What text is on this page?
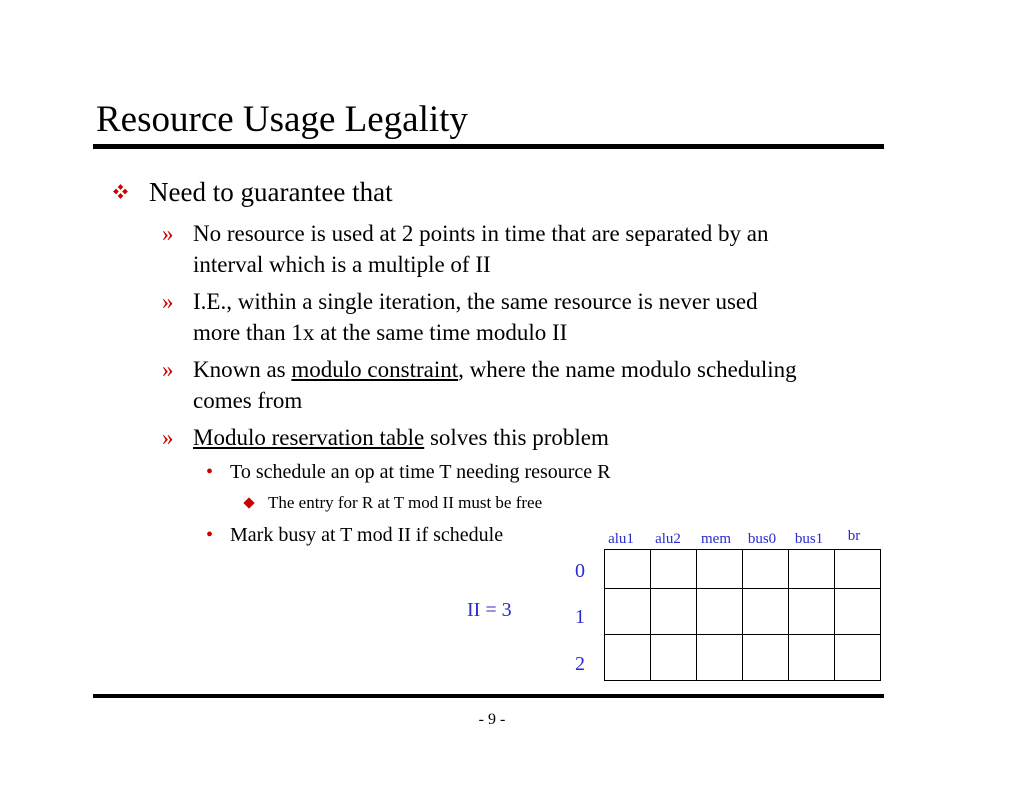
Resource Usage Legality
Need to guarantee that
» No resource is used at 2 points in time that are separated by an
interval which is a multiple of II
» I.E., within a single iteration, the same resource is never used
more than 1x at the same time modulo II
» Known as modulo constraint, where the name modulo scheduling
comes from
» Modulo reservation table solves this problem
• To schedule an op at time T needing resource R
The entry for R at T mod II must be free
• Mark busy at T mod II if schedule
II = 3
alu1	alu2	mem	bus0	bus1	br
0
1
2

- 9 -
========
[What the task requires] Leaving all pictures aside, quote each record exactly.

[Solution to this task]
What text is on this page?
Resource Usage Legality
Need to guarantee that
» No resource is used at 2 points in time that are separated by an
interval which is a multiple of II
» I.E., within a single iteration, the same resource is never used
more than 1x at the same time modulo II
» Known as modulo constraint, where the name modulo scheduling
comes from
» Modulo reservation table solves this problem
• To schedule an op at time T needing resource R
The entry for R at T mod II must be free
• Mark busy at T mod II if schedule
II = 3
alu1	alu2	mem	bus0	bus1	br
0
1
2

- 9 -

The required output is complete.